◆ GOAL OF THE EXERCISE ◆
For this exercise, copy out each line of the material below that includes "heart".

[DATA start]

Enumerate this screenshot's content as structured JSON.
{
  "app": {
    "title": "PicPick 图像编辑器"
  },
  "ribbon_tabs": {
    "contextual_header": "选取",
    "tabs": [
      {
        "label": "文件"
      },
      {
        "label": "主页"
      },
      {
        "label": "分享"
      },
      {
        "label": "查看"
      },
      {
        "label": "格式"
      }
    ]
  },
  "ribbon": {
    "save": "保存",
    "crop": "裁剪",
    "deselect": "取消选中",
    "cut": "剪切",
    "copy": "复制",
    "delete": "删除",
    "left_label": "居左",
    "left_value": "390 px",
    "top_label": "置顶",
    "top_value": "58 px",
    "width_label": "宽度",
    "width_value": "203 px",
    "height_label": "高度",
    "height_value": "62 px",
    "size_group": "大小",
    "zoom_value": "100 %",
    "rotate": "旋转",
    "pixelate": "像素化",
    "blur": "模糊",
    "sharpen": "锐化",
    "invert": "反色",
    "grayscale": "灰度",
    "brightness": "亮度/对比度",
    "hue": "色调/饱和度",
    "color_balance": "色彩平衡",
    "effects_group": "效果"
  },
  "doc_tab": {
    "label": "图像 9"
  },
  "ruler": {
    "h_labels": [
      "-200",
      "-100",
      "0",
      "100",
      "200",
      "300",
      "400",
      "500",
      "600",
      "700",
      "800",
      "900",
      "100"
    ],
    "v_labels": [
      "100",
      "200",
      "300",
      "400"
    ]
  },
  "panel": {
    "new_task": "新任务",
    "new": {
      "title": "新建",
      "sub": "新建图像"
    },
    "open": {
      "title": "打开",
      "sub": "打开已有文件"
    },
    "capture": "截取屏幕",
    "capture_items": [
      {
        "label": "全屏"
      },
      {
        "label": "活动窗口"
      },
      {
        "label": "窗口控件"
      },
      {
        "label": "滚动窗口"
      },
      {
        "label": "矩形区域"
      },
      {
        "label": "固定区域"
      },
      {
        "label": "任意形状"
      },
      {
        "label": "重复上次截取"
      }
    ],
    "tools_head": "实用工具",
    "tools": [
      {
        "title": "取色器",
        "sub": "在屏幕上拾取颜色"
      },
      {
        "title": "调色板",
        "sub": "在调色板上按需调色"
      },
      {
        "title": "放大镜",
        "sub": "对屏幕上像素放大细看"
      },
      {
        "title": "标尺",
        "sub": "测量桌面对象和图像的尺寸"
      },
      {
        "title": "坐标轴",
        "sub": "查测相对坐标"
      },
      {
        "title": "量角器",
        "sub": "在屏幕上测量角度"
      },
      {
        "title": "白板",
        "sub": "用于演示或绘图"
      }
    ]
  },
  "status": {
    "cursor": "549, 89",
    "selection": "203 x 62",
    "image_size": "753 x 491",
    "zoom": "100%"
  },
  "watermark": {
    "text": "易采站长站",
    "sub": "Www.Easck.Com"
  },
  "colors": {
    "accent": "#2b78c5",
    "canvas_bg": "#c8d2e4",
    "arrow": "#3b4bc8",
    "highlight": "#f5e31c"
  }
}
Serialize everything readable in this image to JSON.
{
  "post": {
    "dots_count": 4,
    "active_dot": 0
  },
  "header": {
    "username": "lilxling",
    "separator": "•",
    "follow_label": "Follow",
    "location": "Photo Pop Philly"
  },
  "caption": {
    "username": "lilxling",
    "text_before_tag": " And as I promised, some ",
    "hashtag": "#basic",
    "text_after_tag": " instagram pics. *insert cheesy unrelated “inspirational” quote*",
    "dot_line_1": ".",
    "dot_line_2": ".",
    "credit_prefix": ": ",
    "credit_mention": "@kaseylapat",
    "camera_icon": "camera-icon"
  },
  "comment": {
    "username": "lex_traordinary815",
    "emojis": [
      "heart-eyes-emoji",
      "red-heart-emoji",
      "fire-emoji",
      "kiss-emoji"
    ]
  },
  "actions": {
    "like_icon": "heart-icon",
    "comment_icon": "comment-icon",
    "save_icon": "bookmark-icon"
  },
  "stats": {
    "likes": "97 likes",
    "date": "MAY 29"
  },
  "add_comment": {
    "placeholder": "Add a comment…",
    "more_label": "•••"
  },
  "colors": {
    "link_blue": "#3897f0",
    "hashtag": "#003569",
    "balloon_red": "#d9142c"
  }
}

[DATA end]

◆ RESPONSE ◆
      "heart-eyes-emoji",
      "red-heart-emoji",
    "like_icon": "heart-icon",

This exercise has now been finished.